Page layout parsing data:
==============================
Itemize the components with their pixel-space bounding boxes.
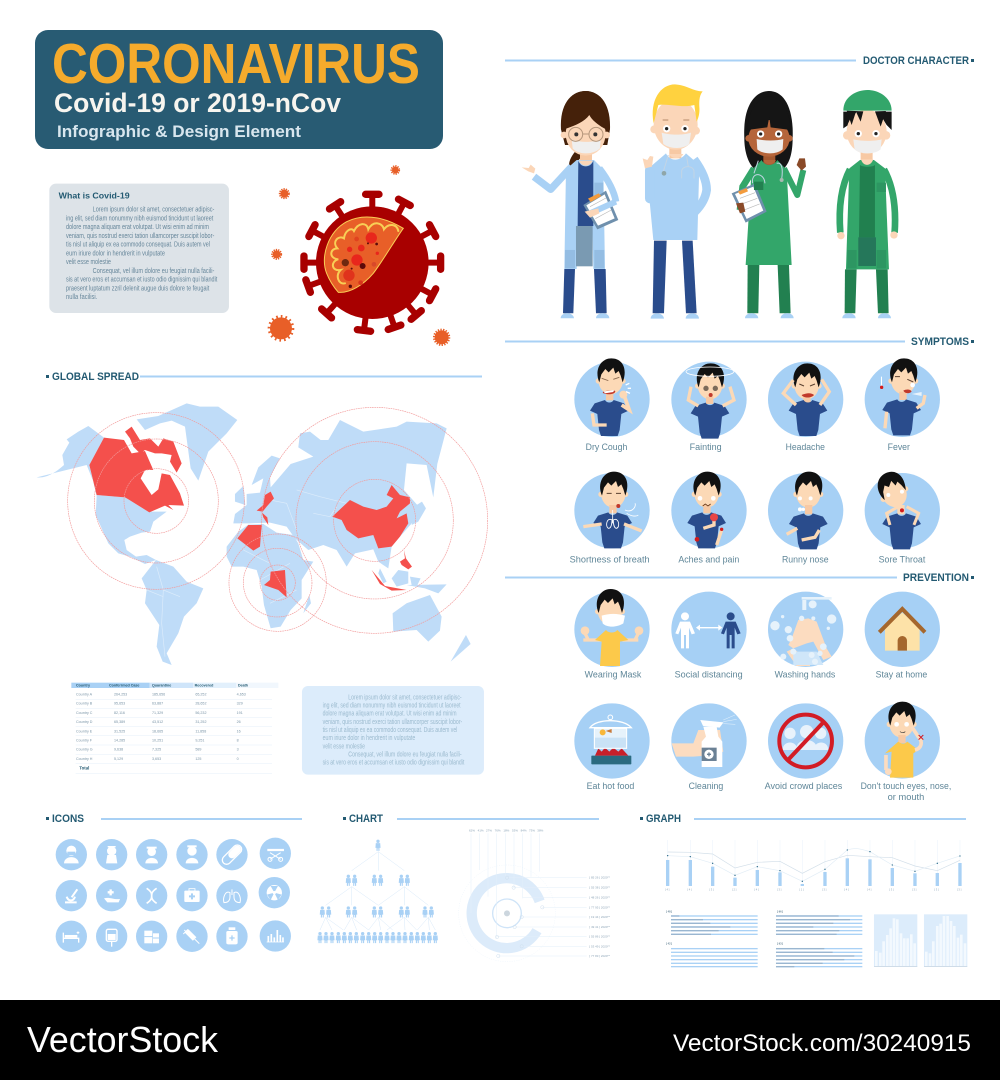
axis labels: [ 4 ] <box>844 888 849 892</box>
radial labels: [ 77 83 ] 2020** <box>589 954 611 958</box>
virus illustration <box>269 166 449 345</box>
table header: Conferrmed Case <box>109 684 139 688</box>
axis labels: [ 1 ] <box>799 888 804 892</box>
heading: global spread: GLOBAL SPREAD <box>52 371 139 383</box>
subtitle: Covid-19 or 2019-nCov <box>54 88 341 118</box>
image id: VectorStock.com/30240915 <box>673 1030 971 1057</box>
heading: icons <box>46 813 302 825</box>
table rows: 18,665 <box>152 729 163 733</box>
prevention grid <box>574 589 951 802</box>
table header: Recovered <box>195 684 213 688</box>
table header: Death <box>238 684 248 688</box>
radial labels: [ 48 26 ] 2020** <box>589 895 611 899</box>
radial labels: 18% <box>503 829 510 833</box>
radial labels <box>469 829 611 958</box>
table rows <box>76 692 272 773</box>
panel body text: sis at vero eros et accumsan et iusto odio dignissim qui blandit <box>66 277 217 284</box>
label: Stay at home <box>876 669 927 679</box>
spread rings <box>68 407 488 633</box>
table rows: 0 <box>237 757 239 761</box>
data table <box>71 683 278 773</box>
note text: Consequat, vel illum dolore eu feugiat nulla facili- <box>348 751 462 758</box>
infected countries <box>89 427 412 597</box>
table rows: 4,653 <box>237 692 246 696</box>
heading: symptoms <box>505 336 974 348</box>
note text <box>323 695 464 767</box>
icon: syringe <box>176 921 208 952</box>
label: Fainting <box>690 442 722 452</box>
axis labels: [ 4 ] <box>687 888 692 892</box>
main virus <box>304 194 441 331</box>
heading: chart: CHART <box>349 813 383 825</box>
axis labels: [ 3 ] <box>957 888 962 892</box>
horizontal bar lists <box>666 910 862 967</box>
prevention: cleaning <box>671 703 747 791</box>
icon: nurse <box>96 839 127 870</box>
bar and line graph <box>665 840 962 892</box>
icon: first aid kit <box>176 880 208 911</box>
axis labels: [ 3 ] <box>889 888 894 892</box>
heading: graph <box>640 813 966 825</box>
table rows: Country G <box>76 748 93 752</box>
doctor: blond man <box>643 84 707 319</box>
radial labels: [ 49 41 ] 2020** <box>589 925 611 929</box>
axis labels: [ 3 ] <box>912 888 917 892</box>
table rows: 125 <box>195 757 201 761</box>
axis labels: [ 2 ] <box>732 888 737 892</box>
radial labels: 76% <box>495 829 501 833</box>
note text: tis nisl ut aliquip ex ea commodo consequat. Duis autem vel <box>323 727 458 734</box>
radial labels: 73% <box>529 829 535 833</box>
table rows: 10,251 <box>152 738 163 742</box>
label: Dry Cough <box>586 442 627 452</box>
panel body text: nulla facilisi. <box>66 294 97 301</box>
radial labels: 53% <box>512 829 518 833</box>
axis labels: [ 3 ] <box>822 888 827 892</box>
panel body text <box>66 207 217 301</box>
symptom: runny nose <box>768 472 843 564</box>
label: or mouth <box>888 792 924 802</box>
world map <box>37 403 488 665</box>
doctor: woman in green <box>732 91 806 318</box>
symptom: shortness of breath <box>570 472 650 564</box>
table rows: Country H <box>76 757 93 761</box>
table header: Quarantine <box>152 684 171 688</box>
heading: icons: ICONS <box>52 813 84 825</box>
note text: dolore magna aliquam erat volutpat. Ut wisi enim ad minim <box>323 711 457 718</box>
axis labels <box>665 888 962 892</box>
note text: Lorem ipsum dolor sit amet, consectetuer adipisc- <box>348 695 462 702</box>
icon: capsule <box>216 839 248 870</box>
symptom: headache <box>768 362 843 452</box>
horizontal bar lists: [ 48 ] <box>666 910 672 914</box>
icon: DNA <box>136 880 167 911</box>
doctor characters <box>522 84 898 319</box>
radial labels: [ 77 95 ] 2020** <box>589 905 611 909</box>
radial labels: 27% <box>486 829 492 833</box>
axis labels: [ 3 ] <box>777 888 782 892</box>
panel body text: eum iriure dolor in hendrerit in vulputate <box>66 251 165 258</box>
tree people <box>317 840 438 943</box>
icon: hospital bed <box>56 921 87 952</box>
doctor: surgeon in green <box>837 90 898 318</box>
heading: global spread <box>46 371 482 383</box>
icon: surgeon <box>176 839 208 870</box>
small viruses <box>269 166 449 345</box>
table rows: 43,512 <box>152 720 163 724</box>
prevention: social distancing <box>671 592 747 679</box>
footer watermark <box>0 1000 1000 1080</box>
table rows: Country B <box>76 702 93 706</box>
prevention: eat hot food <box>574 703 650 791</box>
label: Sore Throat <box>879 554 926 564</box>
symptom: dry cough <box>574 358 650 452</box>
radial labels: 84% <box>521 829 527 833</box>
prevention: washing hands <box>768 592 843 679</box>
data points <box>667 849 961 882</box>
table rows: 63,887 <box>152 702 163 706</box>
icon: caring hand <box>96 880 127 911</box>
table rows: 185,656 <box>152 692 165 696</box>
icon: medicine boxes <box>136 921 167 952</box>
table rows: Country C <box>76 711 93 715</box>
symptoms grid <box>570 358 940 564</box>
horizontal bar lists: [ 93 ] <box>777 941 783 945</box>
country borders <box>147 490 347 657</box>
radial labels: 41% <box>478 829 484 833</box>
title banner <box>35 30 443 149</box>
label: Don't touch eyes, nose, <box>861 781 951 791</box>
table rows: 3,653 <box>152 757 161 761</box>
tagline: Infographic & Design Element <box>57 122 301 141</box>
panel body text: tis nisl ut aliquip ex ea commodo consequat. Duis autem vel <box>66 242 210 249</box>
label: Runny nose <box>782 554 829 564</box>
heading: prevention <box>505 572 974 584</box>
icon: lungs <box>216 880 248 911</box>
label: Aches and pain <box>678 554 739 564</box>
tree connectors <box>320 852 435 930</box>
icon grid <box>56 838 291 952</box>
note text: sis at vero eros et accumsan et iusto odio dignissim qui blandit <box>323 760 464 767</box>
heading: symptoms: SYMPTOMS <box>911 336 969 348</box>
trend lines <box>668 849 960 881</box>
table rows: 28,652 <box>195 702 207 706</box>
table rows: 3 <box>237 748 239 752</box>
panel heading: What is Covid-19 <box>59 191 130 201</box>
panel body text: velit esse molestie <box>66 259 111 266</box>
table rows: 191 <box>237 711 243 715</box>
table rows: Country F <box>76 738 93 742</box>
note text: veniam, quis nostrud exerci tation ullamcorper suscipit lobor- <box>323 719 463 726</box>
panel: map note <box>302 686 484 775</box>
label <box>861 781 951 802</box>
radial labels: [ 55 86 ] 2020** <box>589 935 611 939</box>
table rows: 9,251 <box>195 738 204 742</box>
table rows: 14,285 <box>114 738 125 742</box>
table rows: 8 <box>237 738 239 742</box>
icon: doctor mask <box>56 839 87 870</box>
note text: eum iriure dolor in hendrerit in vulputate <box>323 735 415 742</box>
label: Fever <box>888 442 910 452</box>
table rows: 7,325 <box>152 748 161 752</box>
radial labels: [ 19 44 ] 2020** <box>589 915 611 919</box>
table rows: 11,858 <box>195 729 206 733</box>
doctor: woman in lab coat <box>522 91 618 318</box>
radial labels: [ 55 38 ] 2020** <box>589 886 611 890</box>
horizontal bar lists: [ 96 ] <box>777 910 783 914</box>
table rows: 16 <box>237 729 241 733</box>
icon: doctor cap <box>136 839 167 870</box>
axis labels: [ 3 ] <box>934 888 939 892</box>
panel body text: praesent luptatum zzril delenit augue duis dolore te feugait <box>66 285 209 292</box>
radial labels: 38% <box>537 829 544 833</box>
table rows: 9,638 <box>114 748 123 752</box>
radial labels: [ 53 49 ] 2020** <box>589 944 611 948</box>
table rows: Total <box>79 766 89 771</box>
main title: CORONAVIRUS <box>52 32 420 96</box>
heading: graph: GRAPH <box>646 813 681 825</box>
heading: chart <box>343 813 599 825</box>
axis labels: [ 3 ] <box>709 888 714 892</box>
radial chart <box>459 829 611 962</box>
panel body text: Lorem ipsum dolor sit amet, consectetuer adipisc- <box>93 207 215 214</box>
panel body text: dolore magna aliquam erat volutpat. Ut wisi enim ad minim <box>66 224 209 231</box>
table rows: 65,252 <box>195 692 207 696</box>
icon: radiation <box>259 877 290 908</box>
symptom: aches and pain <box>671 472 747 564</box>
horizontal bar lists: [ 42 ] <box>666 941 672 945</box>
icon: statistics <box>260 920 291 952</box>
table rows: 31,252 <box>195 720 207 724</box>
radial labels: 62% <box>469 829 475 833</box>
label: Shortness of breath <box>570 554 650 564</box>
heading: prevention: PREVENTION <box>903 572 969 584</box>
continents <box>37 403 471 665</box>
bars <box>666 858 962 886</box>
panel body text: ing elit, sed diam nonummy nibh euismod tincidunt ut laoreet <box>66 215 213 222</box>
column chart panels <box>874 914 967 967</box>
table rows: 56,232 <box>195 711 207 715</box>
table rows: 82,116 <box>114 711 125 715</box>
table rows: 65,389 <box>114 720 125 724</box>
heading: doctor character <box>505 55 974 67</box>
table rows: 95,653 <box>114 702 125 706</box>
label: Wearing Mask <box>585 669 642 679</box>
prevention: stay at home <box>865 592 940 679</box>
table rows: 26 <box>237 720 241 724</box>
icon: stretcher <box>260 838 291 869</box>
symptom: fever <box>865 358 940 452</box>
label: Washing hands <box>775 669 836 679</box>
icon: medicine bottle <box>216 921 248 952</box>
axis labels: [ 4 ] <box>867 888 872 892</box>
prevention: wearing mask <box>574 589 650 679</box>
radial labels: [ 85 26 ] 2020** <box>589 876 611 880</box>
label: Headache <box>786 442 825 452</box>
note text: ing elit, sed diam nonummy nibh euismod tincidunt ut laoreet <box>323 703 461 710</box>
table rows: 71,329 <box>152 711 163 715</box>
logo text: VectorStock <box>27 1019 219 1060</box>
table rows: Country E <box>76 729 93 733</box>
note text: velit esse molestie <box>323 743 365 750</box>
table rows: 5,129 <box>114 757 123 761</box>
panel body text: Consequat, vel illum dolore eu feugiat nulla facili- <box>93 268 215 275</box>
label: Social distancing <box>675 669 743 679</box>
heading: doctor character: DOCTOR CHARACTER <box>863 55 969 67</box>
table rows: 589 <box>195 748 201 752</box>
table rows: 31,525 <box>114 729 125 733</box>
table rows: Country D <box>76 720 93 724</box>
table header: Country <box>76 684 91 688</box>
axis labels: [ 4 ] <box>665 888 670 892</box>
label: Eat hot food <box>587 781 634 791</box>
symptom: fainting <box>671 362 747 452</box>
axis labels: [ 4 ] <box>754 888 759 892</box>
panel body text: veniam, quis nostrud exerci tation ullamcorper suscipit lobor- <box>66 233 215 240</box>
panel: what is Covid-19 <box>49 184 229 313</box>
table rows: 329 <box>237 702 243 706</box>
table rows: 264,253 <box>114 692 127 696</box>
label: Avoid crowd places <box>765 781 843 791</box>
label: Cleaning <box>689 781 723 791</box>
icon: microscope <box>56 880 87 911</box>
prevention: avoid crowd places <box>765 703 843 791</box>
table header <box>71 683 278 688</box>
icon: IV bag <box>96 921 127 952</box>
table rows: Country A <box>76 692 93 696</box>
symptom: sore throat <box>865 467 940 564</box>
prevention: don't touch face <box>861 702 951 802</box>
tree chart <box>317 840 438 943</box>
==============================
— Your task —
Find the lines above holding the word "lobor" and show them.

— Written solution —
note text: veniam, quis nostrud exerci tation ullamcorper suscipit lobor- <box>323 719 463 726</box>
panel body text: veniam, quis nostrud exerci tation ullamcorper suscipit lobor- <box>66 233 215 240</box>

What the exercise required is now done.